▶ What you are asked to do
Look through the data below and count each line where the word "количественные" appears. Reply with the count alone.

▶ Material to process
════════════════

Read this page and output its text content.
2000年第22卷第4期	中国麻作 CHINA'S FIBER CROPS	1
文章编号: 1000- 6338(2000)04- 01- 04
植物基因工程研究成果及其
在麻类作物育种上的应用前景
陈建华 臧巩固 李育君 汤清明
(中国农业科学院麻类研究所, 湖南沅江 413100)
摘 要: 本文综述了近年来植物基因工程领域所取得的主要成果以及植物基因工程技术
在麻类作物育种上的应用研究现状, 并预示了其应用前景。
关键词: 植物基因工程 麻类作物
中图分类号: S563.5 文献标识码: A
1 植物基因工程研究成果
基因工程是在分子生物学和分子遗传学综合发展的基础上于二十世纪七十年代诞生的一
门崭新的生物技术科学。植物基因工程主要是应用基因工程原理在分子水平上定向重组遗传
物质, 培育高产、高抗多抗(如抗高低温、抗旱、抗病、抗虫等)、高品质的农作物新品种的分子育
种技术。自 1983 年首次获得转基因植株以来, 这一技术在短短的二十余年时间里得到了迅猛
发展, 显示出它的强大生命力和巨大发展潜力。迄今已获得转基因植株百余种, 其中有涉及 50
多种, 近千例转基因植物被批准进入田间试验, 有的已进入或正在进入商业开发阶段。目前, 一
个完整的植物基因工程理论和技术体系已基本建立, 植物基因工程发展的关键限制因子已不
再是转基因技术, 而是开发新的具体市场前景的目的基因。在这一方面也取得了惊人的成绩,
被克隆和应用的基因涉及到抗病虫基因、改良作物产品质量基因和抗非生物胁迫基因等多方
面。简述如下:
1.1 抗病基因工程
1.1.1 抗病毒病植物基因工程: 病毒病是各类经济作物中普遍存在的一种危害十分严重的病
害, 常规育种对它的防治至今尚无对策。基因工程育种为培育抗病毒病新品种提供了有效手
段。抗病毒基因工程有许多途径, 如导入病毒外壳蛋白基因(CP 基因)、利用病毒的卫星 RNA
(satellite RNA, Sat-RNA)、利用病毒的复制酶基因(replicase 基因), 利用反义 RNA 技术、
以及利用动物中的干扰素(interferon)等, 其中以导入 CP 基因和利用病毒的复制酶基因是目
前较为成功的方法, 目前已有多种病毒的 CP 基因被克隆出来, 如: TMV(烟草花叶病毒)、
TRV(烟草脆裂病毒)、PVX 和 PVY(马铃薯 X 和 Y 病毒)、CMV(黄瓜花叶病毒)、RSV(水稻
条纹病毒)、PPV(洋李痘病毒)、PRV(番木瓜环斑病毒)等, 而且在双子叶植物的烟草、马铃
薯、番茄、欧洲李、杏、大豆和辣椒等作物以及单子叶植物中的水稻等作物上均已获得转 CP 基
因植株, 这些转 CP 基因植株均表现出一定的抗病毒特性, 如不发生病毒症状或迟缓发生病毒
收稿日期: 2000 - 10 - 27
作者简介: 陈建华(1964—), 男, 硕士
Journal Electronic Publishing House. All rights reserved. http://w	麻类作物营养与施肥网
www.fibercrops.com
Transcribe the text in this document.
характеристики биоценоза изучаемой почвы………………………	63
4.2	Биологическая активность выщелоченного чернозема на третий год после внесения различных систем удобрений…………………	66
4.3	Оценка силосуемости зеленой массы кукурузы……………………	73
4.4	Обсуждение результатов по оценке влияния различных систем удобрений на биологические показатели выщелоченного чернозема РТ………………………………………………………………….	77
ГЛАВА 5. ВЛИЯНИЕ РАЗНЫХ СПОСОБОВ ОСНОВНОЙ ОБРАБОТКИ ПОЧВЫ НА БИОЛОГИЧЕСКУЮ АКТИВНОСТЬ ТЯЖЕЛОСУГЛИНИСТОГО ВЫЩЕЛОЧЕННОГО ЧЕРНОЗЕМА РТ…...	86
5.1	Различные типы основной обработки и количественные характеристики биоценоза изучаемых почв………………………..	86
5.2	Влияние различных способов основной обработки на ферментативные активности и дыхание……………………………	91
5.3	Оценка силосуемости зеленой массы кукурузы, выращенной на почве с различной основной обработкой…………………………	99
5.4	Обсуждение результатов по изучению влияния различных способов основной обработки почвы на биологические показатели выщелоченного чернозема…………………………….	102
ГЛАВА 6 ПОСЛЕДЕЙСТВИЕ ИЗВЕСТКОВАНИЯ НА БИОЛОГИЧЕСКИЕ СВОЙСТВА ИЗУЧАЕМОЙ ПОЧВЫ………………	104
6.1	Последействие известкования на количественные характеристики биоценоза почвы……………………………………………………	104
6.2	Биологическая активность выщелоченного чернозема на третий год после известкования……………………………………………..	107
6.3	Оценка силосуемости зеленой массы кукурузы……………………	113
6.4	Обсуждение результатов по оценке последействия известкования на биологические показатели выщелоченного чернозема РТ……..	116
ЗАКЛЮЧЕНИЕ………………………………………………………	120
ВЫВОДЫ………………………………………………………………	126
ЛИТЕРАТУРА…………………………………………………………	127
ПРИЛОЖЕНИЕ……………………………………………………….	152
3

════════════════

▶ Task response
2